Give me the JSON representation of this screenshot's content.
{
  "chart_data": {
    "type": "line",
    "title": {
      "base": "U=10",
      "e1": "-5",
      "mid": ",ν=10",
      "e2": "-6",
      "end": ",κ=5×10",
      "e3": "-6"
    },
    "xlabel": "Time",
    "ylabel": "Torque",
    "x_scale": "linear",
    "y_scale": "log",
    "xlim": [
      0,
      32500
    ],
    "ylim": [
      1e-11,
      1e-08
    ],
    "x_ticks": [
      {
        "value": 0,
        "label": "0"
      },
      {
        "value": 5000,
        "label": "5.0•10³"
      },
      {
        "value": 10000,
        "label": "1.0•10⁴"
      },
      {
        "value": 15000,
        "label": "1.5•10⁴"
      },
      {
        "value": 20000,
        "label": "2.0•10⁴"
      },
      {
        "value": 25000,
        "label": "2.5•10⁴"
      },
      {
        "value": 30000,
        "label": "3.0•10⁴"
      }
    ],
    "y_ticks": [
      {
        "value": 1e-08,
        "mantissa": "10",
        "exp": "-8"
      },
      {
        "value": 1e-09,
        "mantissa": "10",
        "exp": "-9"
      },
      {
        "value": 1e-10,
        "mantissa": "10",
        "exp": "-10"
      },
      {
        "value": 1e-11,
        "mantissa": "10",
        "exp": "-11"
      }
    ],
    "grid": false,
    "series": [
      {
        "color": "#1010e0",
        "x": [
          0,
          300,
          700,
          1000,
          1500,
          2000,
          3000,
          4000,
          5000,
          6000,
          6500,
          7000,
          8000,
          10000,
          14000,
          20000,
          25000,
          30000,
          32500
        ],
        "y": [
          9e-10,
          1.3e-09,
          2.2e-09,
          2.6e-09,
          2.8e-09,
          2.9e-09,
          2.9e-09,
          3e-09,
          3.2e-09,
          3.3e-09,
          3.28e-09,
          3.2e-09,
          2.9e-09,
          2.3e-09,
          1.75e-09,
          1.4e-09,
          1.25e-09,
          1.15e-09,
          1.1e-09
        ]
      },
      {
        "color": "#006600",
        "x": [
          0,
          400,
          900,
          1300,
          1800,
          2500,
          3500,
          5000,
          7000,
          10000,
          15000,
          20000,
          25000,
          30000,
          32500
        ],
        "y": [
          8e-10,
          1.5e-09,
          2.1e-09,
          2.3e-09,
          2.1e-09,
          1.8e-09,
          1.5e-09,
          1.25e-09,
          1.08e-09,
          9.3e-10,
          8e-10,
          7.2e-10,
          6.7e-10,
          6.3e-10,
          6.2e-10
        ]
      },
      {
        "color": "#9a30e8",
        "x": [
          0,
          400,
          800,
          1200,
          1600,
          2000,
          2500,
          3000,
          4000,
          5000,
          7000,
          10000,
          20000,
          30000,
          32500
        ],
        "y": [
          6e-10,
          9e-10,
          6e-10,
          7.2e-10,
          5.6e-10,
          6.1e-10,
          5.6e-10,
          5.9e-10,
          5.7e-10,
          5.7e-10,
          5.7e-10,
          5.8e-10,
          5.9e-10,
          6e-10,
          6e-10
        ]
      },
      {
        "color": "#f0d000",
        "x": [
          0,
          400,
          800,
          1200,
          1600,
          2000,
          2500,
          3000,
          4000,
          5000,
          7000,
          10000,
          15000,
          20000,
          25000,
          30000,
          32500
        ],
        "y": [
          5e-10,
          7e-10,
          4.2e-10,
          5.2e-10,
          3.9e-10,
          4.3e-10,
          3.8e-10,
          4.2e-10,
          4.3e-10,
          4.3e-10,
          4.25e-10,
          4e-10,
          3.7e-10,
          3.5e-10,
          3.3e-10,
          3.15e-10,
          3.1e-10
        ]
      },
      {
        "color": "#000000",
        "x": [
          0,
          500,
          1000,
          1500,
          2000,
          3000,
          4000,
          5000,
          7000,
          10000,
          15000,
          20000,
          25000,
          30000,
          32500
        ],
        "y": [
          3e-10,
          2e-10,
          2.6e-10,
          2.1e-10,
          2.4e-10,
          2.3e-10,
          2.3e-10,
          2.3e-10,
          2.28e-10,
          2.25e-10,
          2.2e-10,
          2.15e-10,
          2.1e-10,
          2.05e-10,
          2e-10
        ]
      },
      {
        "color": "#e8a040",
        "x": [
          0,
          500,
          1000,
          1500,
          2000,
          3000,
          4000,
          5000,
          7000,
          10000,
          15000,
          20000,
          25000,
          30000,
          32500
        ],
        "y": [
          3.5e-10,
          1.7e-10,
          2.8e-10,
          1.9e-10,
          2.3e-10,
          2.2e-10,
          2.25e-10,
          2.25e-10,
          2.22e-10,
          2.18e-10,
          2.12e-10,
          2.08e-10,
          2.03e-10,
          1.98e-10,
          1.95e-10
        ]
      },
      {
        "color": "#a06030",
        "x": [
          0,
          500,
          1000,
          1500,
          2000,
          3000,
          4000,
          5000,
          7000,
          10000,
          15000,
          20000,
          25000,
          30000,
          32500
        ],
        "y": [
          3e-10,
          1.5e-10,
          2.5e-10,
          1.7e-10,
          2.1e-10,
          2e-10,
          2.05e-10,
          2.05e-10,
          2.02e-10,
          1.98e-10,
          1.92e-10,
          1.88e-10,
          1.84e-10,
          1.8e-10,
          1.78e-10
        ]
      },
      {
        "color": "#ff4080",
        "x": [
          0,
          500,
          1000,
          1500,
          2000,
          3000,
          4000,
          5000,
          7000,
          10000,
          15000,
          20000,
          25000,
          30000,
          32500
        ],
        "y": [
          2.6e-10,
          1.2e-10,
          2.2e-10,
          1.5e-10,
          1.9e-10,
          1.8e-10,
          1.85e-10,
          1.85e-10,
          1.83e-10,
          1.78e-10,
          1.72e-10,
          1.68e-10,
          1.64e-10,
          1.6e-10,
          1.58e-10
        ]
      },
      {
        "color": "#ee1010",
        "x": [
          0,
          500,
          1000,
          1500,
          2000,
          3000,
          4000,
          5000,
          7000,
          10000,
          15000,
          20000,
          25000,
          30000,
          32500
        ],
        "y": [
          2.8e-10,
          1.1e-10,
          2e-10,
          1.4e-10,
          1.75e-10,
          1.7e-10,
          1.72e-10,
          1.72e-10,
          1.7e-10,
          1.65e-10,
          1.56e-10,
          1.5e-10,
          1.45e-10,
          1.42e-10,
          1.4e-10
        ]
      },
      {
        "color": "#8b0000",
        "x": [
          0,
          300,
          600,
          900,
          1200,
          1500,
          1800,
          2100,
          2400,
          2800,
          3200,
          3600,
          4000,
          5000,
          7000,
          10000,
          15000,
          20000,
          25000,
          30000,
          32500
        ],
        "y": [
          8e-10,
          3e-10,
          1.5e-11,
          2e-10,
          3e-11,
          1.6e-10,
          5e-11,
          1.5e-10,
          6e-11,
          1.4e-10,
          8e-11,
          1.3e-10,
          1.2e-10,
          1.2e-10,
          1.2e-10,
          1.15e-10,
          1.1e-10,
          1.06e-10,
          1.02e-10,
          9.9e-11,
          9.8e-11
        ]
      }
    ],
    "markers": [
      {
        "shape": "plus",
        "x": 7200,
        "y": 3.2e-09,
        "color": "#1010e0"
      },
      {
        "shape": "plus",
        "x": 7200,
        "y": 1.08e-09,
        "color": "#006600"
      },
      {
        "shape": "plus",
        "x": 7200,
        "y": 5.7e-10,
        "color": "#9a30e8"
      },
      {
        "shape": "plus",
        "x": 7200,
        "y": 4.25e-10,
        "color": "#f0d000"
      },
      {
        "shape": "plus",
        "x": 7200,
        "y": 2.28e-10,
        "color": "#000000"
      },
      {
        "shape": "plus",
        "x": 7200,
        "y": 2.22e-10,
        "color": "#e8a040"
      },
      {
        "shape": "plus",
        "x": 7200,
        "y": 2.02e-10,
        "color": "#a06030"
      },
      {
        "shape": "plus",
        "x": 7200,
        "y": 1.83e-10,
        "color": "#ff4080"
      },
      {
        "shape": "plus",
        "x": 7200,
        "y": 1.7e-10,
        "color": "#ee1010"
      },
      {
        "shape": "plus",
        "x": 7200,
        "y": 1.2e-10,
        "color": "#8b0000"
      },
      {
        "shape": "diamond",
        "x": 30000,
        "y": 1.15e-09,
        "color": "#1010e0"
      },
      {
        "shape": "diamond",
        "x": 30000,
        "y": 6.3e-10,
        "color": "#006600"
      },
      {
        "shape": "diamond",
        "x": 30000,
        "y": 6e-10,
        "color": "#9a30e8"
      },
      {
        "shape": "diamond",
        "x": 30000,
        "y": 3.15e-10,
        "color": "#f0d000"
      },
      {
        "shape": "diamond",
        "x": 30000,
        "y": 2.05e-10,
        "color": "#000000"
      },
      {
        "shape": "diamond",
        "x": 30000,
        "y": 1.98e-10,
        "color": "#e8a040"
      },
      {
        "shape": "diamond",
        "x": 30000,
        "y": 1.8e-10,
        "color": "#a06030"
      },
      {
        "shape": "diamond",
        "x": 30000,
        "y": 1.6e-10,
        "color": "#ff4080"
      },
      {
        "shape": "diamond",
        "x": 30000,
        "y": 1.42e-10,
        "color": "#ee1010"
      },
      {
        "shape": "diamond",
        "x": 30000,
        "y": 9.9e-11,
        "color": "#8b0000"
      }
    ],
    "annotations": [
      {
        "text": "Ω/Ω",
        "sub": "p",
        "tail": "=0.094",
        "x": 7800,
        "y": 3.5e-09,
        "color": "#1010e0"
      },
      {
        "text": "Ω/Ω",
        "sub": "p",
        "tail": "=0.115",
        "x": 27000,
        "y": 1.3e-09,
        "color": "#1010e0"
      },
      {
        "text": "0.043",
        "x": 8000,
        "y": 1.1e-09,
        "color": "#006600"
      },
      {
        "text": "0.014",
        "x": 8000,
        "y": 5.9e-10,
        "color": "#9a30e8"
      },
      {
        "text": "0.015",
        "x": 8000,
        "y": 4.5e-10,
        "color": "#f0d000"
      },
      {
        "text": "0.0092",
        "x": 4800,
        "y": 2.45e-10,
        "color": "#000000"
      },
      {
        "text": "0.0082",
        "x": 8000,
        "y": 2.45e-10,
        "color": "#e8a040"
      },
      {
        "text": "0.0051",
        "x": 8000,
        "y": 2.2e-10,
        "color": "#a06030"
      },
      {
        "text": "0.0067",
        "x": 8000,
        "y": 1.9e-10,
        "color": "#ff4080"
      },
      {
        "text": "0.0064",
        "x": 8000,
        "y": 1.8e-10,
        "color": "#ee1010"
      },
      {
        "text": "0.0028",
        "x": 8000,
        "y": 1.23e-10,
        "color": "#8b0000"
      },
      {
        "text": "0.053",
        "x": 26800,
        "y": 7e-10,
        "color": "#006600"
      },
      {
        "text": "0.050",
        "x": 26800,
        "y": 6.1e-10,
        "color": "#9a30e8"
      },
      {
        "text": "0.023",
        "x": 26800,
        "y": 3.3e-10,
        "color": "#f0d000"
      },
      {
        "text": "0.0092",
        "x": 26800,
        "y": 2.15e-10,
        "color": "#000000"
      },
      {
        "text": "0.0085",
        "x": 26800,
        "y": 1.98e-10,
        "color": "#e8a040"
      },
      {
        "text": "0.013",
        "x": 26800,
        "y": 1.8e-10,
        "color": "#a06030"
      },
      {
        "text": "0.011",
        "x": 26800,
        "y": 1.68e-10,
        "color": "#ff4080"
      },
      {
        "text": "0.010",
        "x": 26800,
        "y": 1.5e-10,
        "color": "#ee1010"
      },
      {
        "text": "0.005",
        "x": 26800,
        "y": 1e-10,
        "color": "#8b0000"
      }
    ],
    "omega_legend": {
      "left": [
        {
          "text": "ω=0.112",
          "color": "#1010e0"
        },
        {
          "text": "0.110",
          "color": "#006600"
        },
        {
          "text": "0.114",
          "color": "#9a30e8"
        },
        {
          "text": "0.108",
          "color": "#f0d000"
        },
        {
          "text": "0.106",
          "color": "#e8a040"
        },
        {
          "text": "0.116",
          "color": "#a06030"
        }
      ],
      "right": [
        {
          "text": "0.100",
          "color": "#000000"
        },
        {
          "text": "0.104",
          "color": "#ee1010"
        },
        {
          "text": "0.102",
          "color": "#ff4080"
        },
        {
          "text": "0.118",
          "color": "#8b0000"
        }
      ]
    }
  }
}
.....
### Task statement
Say how many lines in the records contain the string "value", and say nothing else.

### Result for this task
11